-- WHAT IS NEEDED --
Check the listing below line by line and report how many lines hold "nforeskr", with no other words.

START

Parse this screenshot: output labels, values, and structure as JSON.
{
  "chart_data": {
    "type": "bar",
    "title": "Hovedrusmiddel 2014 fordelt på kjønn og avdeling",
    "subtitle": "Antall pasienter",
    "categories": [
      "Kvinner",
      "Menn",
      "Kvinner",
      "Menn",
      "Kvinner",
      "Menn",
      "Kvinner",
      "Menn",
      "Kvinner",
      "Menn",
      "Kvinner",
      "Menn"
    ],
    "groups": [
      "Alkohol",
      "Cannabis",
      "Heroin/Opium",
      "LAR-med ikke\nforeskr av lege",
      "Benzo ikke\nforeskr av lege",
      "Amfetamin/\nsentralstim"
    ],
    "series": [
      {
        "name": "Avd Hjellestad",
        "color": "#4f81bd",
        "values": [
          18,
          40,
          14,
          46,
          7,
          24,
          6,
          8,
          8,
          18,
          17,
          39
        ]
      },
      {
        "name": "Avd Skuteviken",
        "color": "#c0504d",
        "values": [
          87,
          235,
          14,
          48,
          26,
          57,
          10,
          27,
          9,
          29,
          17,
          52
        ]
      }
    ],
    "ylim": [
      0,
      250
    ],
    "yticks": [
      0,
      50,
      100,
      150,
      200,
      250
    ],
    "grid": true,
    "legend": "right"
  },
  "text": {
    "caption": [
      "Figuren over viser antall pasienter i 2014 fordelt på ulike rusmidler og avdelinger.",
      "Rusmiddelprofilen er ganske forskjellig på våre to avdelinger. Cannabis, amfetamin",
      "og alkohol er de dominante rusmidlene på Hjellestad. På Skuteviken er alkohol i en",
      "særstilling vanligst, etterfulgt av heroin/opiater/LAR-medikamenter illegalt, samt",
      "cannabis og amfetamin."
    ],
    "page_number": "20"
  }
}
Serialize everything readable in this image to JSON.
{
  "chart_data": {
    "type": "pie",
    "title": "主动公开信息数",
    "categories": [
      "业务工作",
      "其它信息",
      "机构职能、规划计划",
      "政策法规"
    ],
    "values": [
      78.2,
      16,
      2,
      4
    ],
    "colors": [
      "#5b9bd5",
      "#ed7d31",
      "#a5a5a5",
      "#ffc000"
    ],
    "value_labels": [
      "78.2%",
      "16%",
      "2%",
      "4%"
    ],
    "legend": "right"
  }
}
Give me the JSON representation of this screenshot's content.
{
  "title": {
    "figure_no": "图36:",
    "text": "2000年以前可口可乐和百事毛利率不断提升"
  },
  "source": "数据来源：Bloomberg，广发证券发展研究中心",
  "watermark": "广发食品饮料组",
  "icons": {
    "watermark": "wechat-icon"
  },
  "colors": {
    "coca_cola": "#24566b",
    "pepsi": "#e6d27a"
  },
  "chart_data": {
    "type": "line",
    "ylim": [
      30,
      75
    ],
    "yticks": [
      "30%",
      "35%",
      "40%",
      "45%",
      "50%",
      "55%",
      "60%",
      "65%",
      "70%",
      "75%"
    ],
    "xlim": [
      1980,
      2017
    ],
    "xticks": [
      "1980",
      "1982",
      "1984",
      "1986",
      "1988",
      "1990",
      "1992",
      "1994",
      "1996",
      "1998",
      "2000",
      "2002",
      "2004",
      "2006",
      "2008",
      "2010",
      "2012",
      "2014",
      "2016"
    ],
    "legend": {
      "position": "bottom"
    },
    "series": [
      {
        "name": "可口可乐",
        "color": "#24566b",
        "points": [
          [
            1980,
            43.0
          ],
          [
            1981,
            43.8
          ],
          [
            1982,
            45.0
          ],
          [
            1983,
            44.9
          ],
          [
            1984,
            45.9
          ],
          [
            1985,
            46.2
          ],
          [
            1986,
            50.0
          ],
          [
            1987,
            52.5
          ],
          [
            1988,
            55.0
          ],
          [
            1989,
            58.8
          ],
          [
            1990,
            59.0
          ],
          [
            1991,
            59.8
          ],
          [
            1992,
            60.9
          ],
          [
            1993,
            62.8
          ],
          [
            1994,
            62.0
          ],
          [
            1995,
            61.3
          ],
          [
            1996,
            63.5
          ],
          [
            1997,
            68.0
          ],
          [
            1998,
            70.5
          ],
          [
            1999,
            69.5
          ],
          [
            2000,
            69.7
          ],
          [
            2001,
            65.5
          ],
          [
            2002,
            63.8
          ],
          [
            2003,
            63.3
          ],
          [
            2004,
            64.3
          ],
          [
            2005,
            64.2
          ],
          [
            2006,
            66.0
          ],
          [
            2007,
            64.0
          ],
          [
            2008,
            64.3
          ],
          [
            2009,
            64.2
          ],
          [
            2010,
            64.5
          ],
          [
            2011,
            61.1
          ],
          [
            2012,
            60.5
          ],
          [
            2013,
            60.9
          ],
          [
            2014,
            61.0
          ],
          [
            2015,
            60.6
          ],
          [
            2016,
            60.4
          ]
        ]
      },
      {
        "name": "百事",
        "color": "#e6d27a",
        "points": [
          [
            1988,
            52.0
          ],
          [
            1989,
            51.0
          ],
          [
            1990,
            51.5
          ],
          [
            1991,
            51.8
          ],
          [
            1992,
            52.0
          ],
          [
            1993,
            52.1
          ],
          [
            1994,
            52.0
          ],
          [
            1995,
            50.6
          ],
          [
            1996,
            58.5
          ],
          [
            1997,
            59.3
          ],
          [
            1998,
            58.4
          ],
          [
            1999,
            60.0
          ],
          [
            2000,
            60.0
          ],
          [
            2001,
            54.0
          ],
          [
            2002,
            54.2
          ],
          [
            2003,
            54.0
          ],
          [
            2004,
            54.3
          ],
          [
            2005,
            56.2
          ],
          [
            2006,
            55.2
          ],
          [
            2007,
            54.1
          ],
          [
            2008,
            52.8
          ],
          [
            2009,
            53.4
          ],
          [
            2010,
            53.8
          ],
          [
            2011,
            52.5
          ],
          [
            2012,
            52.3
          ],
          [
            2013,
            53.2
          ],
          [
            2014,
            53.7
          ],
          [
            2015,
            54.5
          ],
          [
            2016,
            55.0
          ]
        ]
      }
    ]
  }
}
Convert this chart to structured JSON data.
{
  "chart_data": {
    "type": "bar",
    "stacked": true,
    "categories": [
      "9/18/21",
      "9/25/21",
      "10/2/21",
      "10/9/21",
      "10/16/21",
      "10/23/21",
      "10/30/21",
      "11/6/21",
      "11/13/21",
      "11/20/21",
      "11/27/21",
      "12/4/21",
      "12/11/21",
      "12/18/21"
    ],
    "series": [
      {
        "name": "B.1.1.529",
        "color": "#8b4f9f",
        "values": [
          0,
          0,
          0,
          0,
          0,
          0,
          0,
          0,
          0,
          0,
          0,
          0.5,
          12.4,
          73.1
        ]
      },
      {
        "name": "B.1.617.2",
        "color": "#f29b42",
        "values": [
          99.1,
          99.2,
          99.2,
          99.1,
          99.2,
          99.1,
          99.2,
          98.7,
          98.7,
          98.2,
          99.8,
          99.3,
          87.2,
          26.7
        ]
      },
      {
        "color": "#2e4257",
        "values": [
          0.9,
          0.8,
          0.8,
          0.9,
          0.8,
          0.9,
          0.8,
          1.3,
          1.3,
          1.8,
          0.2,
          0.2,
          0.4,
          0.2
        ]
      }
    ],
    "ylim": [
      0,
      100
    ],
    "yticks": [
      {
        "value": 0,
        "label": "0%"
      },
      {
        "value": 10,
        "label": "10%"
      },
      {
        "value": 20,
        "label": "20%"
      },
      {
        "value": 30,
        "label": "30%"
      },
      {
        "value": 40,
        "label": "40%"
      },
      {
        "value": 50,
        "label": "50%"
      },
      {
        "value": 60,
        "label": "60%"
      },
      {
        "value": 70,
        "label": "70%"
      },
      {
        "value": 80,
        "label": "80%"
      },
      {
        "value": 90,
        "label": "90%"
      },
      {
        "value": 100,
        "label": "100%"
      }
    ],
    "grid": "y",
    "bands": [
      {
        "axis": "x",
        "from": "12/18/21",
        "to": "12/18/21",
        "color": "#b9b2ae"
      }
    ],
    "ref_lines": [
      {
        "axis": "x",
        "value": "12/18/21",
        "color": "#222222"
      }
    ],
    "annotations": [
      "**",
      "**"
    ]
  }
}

END

-- ANSWER BELOW --
2